# Aim
Locate each line in the records containing "image". Copy it.

━━━━━━

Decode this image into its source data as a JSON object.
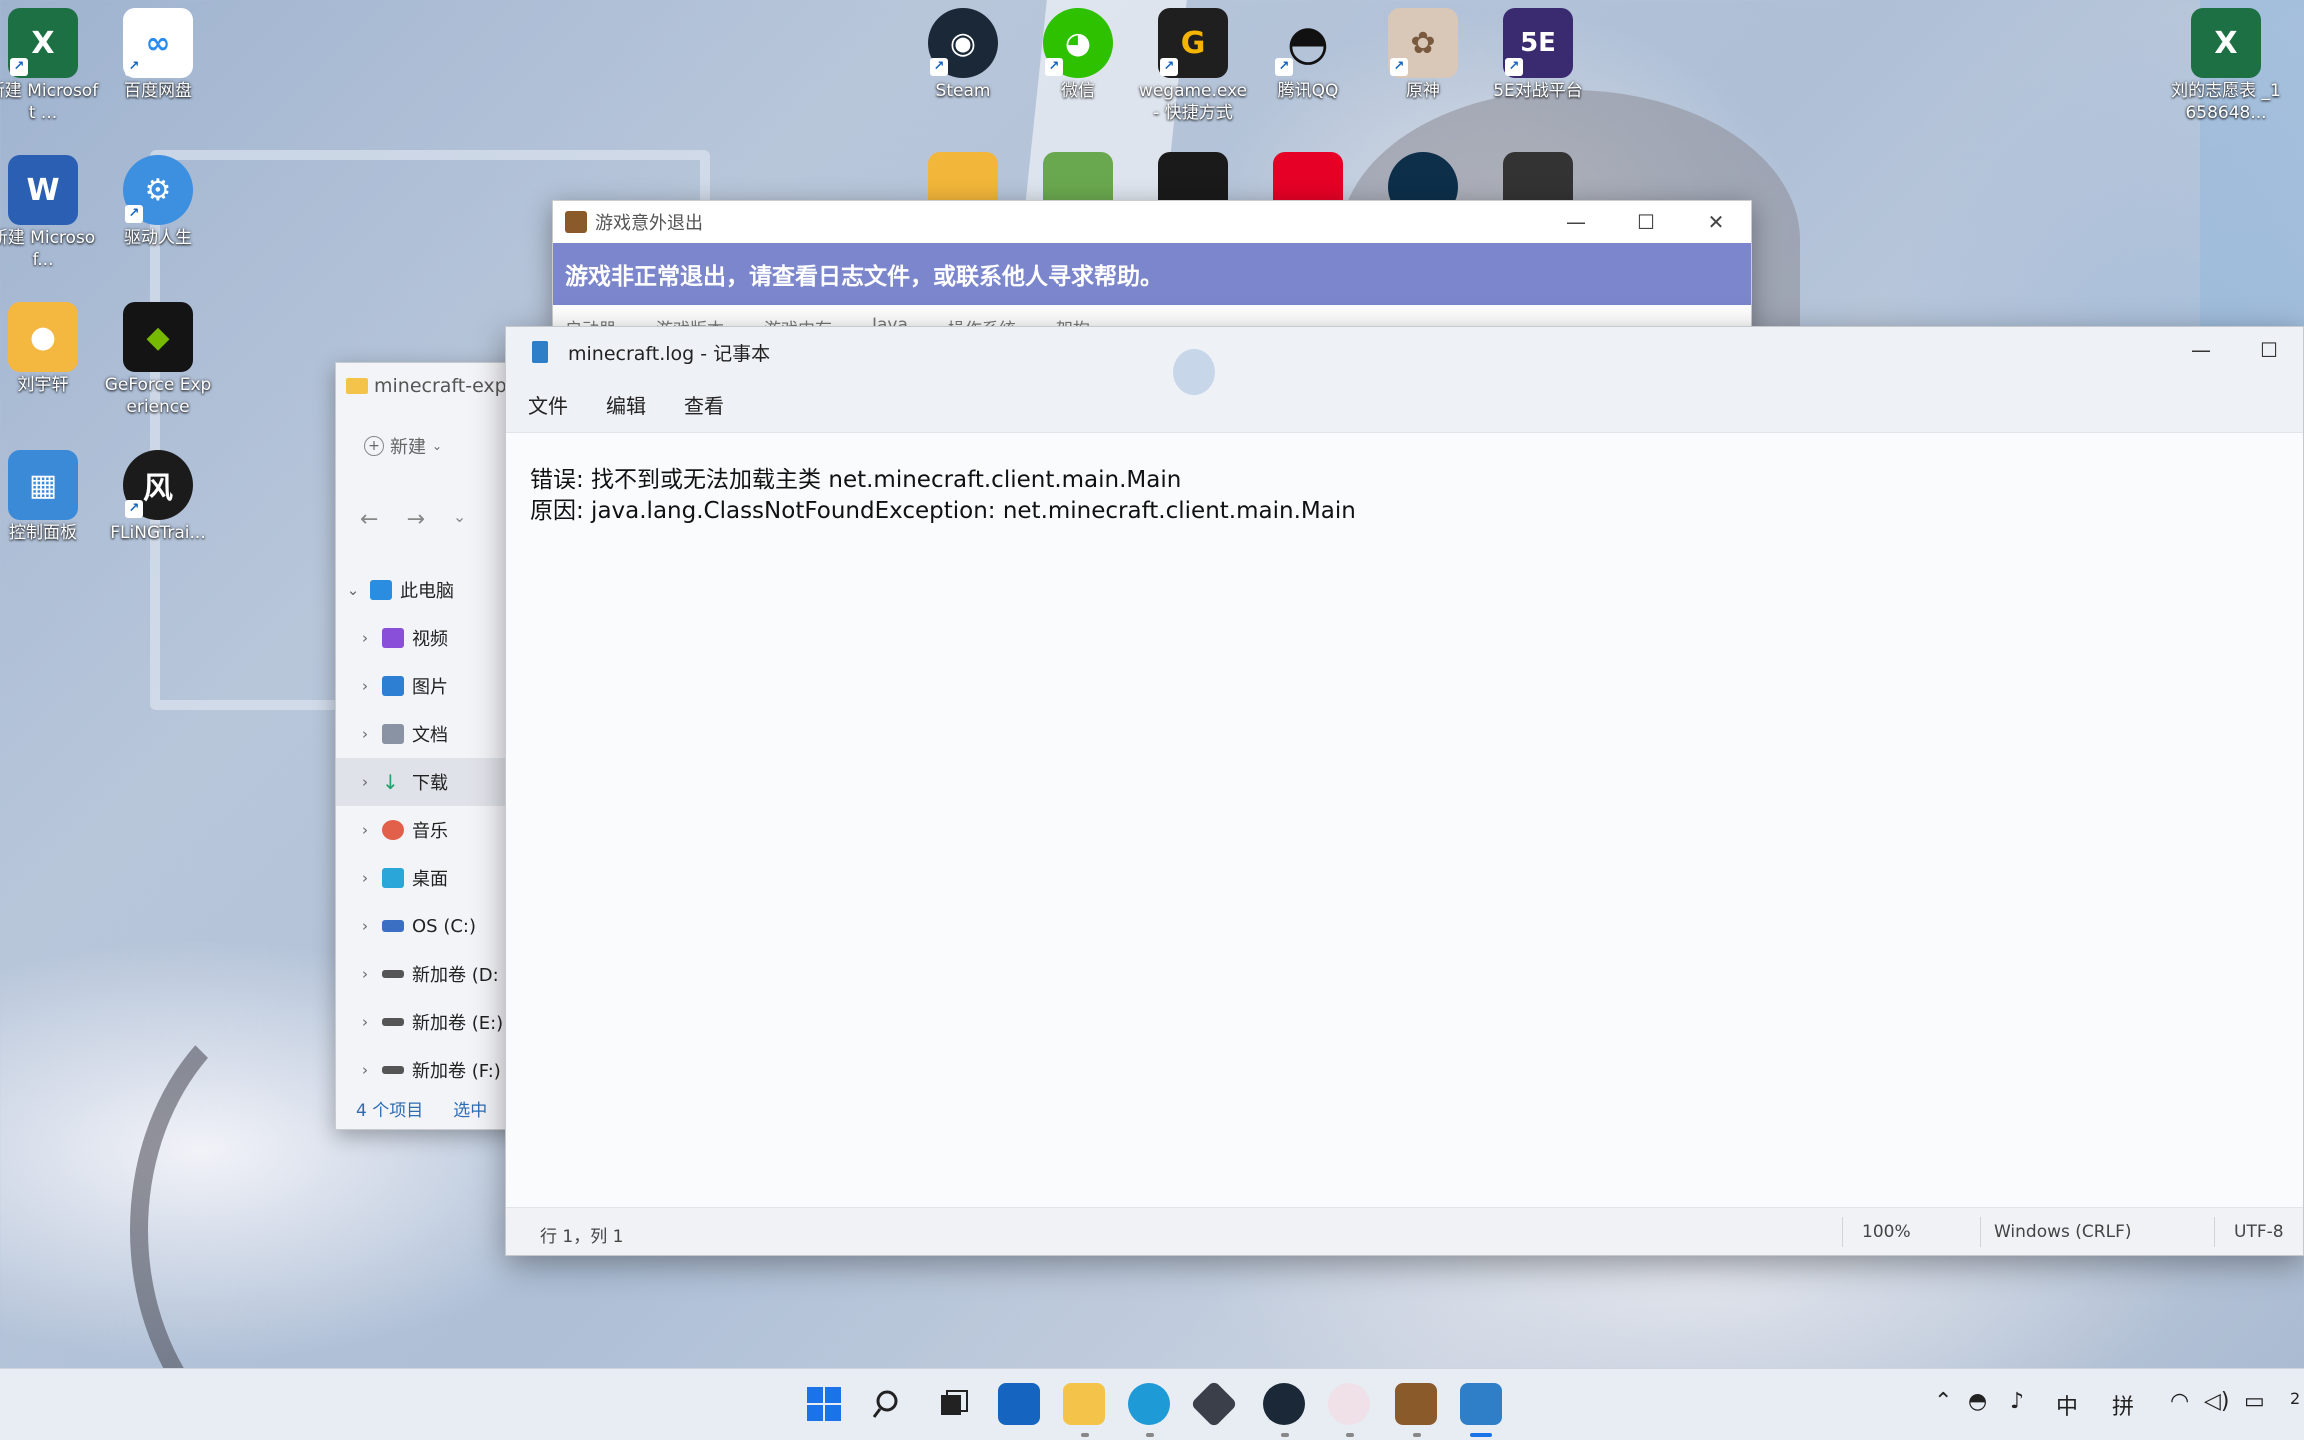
{
  "desktop": {
    "icons": [
      {
        "label": "新建 Microsoft ...",
        "glyph": "X",
        "color": "#1d7044"
      },
      {
        "label": "百度网盘",
        "glyph": "∞",
        "color": "#2a8cf0"
      },
      {
        "label": "新建 Microsof...",
        "glyph": "W",
        "color": "#2b5fb4"
      },
      {
        "label": "驱动人生",
        "glyph": "⚙",
        "color": "#3d8fe0"
      },
      {
        "label": "刘宇轩",
        "glyph": "●",
        "color": "#f4b740"
      },
      {
        "label": "GeForce Experience",
        "glyph": "◆",
        "color": "#141414"
      },
      {
        "label": "控制面板",
        "glyph": "▦",
        "color": "#3b8ad8"
      },
      {
        "label": "FLiNGTrai...",
        "glyph": "风",
        "color": "#1b1b1b"
      },
      {
        "label": "Steam",
        "glyph": "◉",
        "color": "#1b2838"
      },
      {
        "label": "微信",
        "glyph": "◕",
        "color": "#2dc100"
      },
      {
        "label": "wegame.exe - 快捷方式",
        "glyph": "G",
        "color": "#1f1f1f"
      },
      {
        "label": "腾讯QQ",
        "glyph": "◓",
        "color": "#111111"
      },
      {
        "label": "原神",
        "glyph": "✿",
        "color": "#d9c7b8"
      },
      {
        "label": "5E对战平台",
        "glyph": "5E",
        "color": "#3a2a70"
      },
      {
        "label": "刘的志愿表 _1658648...",
        "glyph": "X",
        "color": "#1d7044"
      }
    ]
  },
  "crash_dialog": {
    "title": "游戏意外退出",
    "message": "游戏非正常退出，请查看日志文件，或联系他人寻求帮助。",
    "tabs": [
      "启动器",
      "游戏版本",
      "游戏内存",
      "Java",
      "操作系统",
      "架构"
    ],
    "colors": {
      "banner": "#7b86cc"
    }
  },
  "explorer": {
    "title": "minecraft-expo",
    "new_label": "新建",
    "tree": [
      {
        "label": "此电脑",
        "icon": "computer-icon",
        "color": "#2b8de0"
      },
      {
        "label": "视频",
        "icon": "video-icon",
        "color": "#8a4fd8"
      },
      {
        "label": "图片",
        "icon": "image-icon",
        "color": "#2d7fd3"
      },
      {
        "label": "文档",
        "icon": "document-icon",
        "color": "#8a93a3"
      },
      {
        "label": "下载",
        "icon": "download-icon",
        "color": "#1ea36b"
      },
      {
        "label": "音乐",
        "icon": "music-icon",
        "color": "#e2604a"
      },
      {
        "label": "桌面",
        "icon": "desktop-icon",
        "color": "#2aa6d8"
      },
      {
        "label": "OS (C:)",
        "icon": "drive-icon",
        "color": "#3a6fc4"
      },
      {
        "label": "新加卷 (D:",
        "icon": "drive-icon",
        "color": "#555555"
      },
      {
        "label": "新加卷 (E:)",
        "icon": "drive-icon",
        "color": "#555555"
      },
      {
        "label": "新加卷 (F:)",
        "icon": "drive-icon",
        "color": "#555555"
      }
    ],
    "status_items": "4 个项目",
    "status_selected": "选中"
  },
  "notepad": {
    "title": "minecraft.log - 记事本",
    "menu": [
      "文件",
      "编辑",
      "查看"
    ],
    "lines": [
      "错误: 找不到或无法加载主类 net.minecraft.client.main.Main",
      "原因: java.lang.ClassNotFoundException: net.minecraft.client.main.Main"
    ],
    "status": {
      "position": "行 1，列 1",
      "zoom": "100%",
      "line_ending": "Windows (CRLF)",
      "encoding": "UTF-8"
    }
  },
  "taskbar": {
    "tray": {
      "ime_lang": "中",
      "ime_mode": "拼",
      "clock_partial": "2"
    }
  }
}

━━━━━━

# Solution below
Decode this image into its source data as a JSON object.
        "icon": "image-icon",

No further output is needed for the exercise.